* _TO DO_:
Report, as a bare number, how many lines hold "соприкосновения".

[Source data]
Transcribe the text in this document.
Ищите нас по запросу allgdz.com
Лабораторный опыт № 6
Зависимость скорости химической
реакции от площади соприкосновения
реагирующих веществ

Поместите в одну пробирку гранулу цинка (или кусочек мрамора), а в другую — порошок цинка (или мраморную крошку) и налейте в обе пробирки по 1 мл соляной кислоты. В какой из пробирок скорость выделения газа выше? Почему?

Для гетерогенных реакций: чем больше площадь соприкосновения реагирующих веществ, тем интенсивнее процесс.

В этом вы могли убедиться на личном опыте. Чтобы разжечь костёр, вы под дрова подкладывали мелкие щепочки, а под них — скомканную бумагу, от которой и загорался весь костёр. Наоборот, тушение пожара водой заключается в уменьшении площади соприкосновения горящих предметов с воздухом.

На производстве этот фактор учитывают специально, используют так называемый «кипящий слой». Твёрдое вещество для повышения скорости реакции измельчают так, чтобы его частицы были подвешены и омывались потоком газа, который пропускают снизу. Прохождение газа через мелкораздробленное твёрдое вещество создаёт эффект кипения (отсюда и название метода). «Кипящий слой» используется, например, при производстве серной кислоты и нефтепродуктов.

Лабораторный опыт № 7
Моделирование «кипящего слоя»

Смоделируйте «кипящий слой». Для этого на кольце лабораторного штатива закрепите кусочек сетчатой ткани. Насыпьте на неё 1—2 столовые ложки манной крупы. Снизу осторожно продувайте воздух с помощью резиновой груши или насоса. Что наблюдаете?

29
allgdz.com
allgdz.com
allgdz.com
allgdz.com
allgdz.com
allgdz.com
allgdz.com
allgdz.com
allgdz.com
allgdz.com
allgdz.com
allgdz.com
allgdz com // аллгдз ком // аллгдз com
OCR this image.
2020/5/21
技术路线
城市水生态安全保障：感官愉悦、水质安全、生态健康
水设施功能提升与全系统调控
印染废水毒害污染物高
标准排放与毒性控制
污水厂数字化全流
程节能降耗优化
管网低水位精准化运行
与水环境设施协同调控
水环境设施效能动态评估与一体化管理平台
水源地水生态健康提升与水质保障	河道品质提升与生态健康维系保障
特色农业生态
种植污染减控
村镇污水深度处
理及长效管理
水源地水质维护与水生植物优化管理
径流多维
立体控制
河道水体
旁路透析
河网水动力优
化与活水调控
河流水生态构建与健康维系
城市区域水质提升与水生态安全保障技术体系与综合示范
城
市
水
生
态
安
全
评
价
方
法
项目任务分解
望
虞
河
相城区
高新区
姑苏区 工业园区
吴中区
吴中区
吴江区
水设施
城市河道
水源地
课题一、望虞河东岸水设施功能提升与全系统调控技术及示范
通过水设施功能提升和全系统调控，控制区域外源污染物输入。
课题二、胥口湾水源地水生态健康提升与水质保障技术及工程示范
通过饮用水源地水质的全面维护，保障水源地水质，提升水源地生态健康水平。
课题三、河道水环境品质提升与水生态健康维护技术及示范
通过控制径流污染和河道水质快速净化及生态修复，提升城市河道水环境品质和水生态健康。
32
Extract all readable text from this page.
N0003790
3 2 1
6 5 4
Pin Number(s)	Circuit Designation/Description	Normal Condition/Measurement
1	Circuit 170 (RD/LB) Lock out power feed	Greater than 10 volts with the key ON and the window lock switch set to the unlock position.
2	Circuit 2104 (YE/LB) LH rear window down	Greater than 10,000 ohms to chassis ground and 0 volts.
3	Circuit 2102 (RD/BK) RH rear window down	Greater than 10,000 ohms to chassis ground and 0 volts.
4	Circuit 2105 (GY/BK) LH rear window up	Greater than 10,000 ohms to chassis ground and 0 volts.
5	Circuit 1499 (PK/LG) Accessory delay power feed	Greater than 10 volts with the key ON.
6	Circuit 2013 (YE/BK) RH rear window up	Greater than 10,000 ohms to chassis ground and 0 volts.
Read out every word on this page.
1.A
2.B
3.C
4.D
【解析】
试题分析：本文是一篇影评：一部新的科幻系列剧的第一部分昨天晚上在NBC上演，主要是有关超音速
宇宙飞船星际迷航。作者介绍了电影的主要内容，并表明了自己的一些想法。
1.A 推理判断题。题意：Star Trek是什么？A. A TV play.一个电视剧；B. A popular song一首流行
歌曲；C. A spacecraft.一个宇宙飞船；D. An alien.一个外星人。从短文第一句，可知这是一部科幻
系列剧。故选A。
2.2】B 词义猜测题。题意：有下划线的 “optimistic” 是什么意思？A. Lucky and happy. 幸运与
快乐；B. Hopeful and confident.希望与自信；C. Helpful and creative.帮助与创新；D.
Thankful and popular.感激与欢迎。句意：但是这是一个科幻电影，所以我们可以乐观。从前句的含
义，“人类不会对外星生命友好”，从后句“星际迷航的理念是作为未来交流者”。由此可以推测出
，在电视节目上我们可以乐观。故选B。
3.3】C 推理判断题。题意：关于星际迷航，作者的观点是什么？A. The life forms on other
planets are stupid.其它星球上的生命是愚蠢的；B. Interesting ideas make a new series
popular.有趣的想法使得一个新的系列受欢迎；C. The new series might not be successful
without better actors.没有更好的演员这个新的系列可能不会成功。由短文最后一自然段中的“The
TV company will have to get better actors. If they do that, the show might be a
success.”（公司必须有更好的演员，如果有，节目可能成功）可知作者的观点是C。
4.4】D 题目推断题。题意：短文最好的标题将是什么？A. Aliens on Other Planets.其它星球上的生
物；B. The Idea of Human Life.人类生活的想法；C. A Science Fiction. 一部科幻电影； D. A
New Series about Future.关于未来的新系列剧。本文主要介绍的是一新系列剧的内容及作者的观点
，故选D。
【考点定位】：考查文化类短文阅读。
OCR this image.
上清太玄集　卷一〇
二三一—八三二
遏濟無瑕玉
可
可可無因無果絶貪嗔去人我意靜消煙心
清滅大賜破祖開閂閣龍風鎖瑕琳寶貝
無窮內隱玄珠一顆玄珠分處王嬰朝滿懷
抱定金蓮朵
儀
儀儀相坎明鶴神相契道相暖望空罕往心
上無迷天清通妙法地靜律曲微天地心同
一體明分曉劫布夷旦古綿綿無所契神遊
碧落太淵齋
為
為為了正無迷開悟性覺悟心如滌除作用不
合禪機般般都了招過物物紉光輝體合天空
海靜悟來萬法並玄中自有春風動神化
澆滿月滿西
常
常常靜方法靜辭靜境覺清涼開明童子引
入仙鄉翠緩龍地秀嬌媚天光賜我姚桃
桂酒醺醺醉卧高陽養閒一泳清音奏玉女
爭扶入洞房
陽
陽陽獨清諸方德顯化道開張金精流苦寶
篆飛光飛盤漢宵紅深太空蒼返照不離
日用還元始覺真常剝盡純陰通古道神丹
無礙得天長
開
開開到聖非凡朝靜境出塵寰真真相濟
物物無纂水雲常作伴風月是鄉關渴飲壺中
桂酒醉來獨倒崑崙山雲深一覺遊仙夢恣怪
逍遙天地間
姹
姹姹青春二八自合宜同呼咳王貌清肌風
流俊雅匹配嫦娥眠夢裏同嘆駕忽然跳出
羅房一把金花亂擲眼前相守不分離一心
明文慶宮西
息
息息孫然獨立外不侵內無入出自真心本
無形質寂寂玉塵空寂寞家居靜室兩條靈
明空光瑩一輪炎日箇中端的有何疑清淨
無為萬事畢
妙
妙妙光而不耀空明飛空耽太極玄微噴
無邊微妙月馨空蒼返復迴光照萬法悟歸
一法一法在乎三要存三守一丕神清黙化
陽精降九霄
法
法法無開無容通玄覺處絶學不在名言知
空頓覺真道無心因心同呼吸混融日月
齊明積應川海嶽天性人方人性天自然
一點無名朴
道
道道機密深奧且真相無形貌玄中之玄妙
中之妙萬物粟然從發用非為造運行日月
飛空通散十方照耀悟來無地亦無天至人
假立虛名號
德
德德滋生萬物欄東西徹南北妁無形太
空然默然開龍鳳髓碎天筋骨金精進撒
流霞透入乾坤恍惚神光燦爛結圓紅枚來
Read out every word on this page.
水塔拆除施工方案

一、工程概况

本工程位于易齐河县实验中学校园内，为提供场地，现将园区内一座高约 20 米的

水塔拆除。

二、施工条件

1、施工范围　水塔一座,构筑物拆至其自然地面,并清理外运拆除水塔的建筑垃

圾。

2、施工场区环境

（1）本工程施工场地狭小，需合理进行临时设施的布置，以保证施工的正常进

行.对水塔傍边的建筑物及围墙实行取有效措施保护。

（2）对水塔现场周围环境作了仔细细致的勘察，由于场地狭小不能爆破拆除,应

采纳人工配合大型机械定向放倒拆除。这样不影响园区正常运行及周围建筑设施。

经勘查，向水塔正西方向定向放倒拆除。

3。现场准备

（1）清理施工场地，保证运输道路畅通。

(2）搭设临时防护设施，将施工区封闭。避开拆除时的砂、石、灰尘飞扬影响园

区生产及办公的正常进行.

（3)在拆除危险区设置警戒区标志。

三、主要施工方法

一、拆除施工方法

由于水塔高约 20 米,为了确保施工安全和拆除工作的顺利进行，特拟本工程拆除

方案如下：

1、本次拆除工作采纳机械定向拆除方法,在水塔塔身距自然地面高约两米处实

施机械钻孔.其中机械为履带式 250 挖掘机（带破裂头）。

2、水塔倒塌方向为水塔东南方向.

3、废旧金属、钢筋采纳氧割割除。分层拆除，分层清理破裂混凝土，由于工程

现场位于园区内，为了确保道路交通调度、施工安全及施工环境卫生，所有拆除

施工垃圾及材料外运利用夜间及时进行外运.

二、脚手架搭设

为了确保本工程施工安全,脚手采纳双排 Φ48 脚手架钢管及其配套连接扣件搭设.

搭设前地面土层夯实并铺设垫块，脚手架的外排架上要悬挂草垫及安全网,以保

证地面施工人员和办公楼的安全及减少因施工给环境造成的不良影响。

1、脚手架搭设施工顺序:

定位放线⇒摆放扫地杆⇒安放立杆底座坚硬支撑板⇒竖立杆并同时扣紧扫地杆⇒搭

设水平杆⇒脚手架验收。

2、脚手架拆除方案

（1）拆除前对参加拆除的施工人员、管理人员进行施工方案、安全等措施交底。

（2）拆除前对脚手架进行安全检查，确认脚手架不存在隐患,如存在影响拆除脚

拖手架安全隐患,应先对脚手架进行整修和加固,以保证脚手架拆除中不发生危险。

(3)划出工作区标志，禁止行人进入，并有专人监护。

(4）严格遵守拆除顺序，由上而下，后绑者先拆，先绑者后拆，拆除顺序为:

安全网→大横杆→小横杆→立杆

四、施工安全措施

* _RESPONSE_:
3